### Your assignment
Only lines containing "Grvs" belong in the answer, each copied from the entries below.

● ● ● ● ● ● ●

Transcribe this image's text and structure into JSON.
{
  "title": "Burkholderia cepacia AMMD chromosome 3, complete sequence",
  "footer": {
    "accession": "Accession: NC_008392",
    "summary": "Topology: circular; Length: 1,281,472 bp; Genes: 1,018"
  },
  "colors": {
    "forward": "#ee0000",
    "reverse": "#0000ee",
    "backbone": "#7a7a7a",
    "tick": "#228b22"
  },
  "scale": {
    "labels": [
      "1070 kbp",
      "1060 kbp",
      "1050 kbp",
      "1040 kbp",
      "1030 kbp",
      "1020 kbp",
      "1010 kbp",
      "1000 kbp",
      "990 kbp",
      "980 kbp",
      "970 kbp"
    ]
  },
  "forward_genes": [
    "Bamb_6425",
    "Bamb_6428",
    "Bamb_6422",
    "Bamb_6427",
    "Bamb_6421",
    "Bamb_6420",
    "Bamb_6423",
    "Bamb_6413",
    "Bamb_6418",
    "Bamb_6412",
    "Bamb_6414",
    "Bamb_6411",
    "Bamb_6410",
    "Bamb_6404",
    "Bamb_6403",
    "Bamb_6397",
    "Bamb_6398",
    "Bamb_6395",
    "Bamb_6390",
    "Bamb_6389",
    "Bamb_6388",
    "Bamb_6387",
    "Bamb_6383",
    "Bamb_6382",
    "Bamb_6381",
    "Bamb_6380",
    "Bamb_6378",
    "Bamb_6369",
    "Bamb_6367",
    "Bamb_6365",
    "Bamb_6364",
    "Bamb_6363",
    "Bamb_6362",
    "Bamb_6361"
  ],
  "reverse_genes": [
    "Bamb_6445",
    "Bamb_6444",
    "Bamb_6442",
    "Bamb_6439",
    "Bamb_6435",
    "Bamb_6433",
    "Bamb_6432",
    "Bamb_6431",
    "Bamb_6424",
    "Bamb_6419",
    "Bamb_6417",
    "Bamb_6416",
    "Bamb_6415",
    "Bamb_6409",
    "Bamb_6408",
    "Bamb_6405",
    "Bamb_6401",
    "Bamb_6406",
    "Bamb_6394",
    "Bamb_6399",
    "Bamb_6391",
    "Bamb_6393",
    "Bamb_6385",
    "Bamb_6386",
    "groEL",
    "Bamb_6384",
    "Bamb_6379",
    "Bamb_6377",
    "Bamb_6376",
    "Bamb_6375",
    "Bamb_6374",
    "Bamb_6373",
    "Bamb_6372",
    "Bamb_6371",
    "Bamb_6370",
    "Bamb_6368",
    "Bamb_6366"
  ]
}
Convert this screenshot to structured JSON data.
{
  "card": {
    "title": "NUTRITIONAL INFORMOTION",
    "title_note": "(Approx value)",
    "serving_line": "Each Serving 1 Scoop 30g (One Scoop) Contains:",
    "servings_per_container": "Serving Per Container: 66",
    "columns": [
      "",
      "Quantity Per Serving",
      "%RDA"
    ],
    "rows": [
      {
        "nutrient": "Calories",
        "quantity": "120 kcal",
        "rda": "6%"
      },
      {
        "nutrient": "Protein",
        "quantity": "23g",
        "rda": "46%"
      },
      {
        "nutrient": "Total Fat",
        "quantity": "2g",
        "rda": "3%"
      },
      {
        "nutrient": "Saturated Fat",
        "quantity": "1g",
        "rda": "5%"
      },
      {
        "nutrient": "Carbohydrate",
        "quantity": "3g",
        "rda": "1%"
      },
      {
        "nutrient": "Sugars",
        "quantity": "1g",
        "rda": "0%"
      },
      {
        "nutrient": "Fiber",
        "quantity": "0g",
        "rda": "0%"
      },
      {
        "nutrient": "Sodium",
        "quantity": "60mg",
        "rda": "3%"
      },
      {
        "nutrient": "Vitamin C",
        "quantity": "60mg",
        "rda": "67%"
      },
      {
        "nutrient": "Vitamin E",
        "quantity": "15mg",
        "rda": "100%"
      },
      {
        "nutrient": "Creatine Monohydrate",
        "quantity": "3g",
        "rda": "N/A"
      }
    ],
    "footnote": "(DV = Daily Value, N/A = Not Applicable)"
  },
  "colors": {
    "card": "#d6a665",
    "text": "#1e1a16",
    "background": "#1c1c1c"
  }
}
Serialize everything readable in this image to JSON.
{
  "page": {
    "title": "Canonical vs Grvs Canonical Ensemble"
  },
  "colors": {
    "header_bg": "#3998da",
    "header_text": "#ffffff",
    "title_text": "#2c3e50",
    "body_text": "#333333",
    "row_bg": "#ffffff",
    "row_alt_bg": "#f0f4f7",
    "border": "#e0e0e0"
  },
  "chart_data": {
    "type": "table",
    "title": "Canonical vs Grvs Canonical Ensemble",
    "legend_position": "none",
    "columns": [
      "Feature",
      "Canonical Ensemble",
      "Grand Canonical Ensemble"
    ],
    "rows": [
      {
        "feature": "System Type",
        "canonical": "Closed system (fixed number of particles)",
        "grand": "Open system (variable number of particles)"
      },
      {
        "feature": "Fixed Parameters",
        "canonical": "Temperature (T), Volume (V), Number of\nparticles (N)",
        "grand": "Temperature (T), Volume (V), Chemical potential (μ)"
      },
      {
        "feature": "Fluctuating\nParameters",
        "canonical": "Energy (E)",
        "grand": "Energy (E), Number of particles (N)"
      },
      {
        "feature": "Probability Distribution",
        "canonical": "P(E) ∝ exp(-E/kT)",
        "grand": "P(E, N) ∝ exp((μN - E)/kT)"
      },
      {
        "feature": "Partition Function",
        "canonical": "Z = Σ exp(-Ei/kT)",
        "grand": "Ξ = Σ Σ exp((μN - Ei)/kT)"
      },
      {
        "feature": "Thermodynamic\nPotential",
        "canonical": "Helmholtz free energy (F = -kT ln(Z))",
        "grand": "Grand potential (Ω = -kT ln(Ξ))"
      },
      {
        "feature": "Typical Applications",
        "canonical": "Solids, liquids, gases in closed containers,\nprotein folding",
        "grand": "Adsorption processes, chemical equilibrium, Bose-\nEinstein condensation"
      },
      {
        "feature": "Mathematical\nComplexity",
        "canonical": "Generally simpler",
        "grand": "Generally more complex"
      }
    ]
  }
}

● ● ● ● ● ● ●

### Output
    "title": "Canonical vs Grvs Canonical Ensemble"
    "title": "Canonical vs Grvs Canonical Ensemble",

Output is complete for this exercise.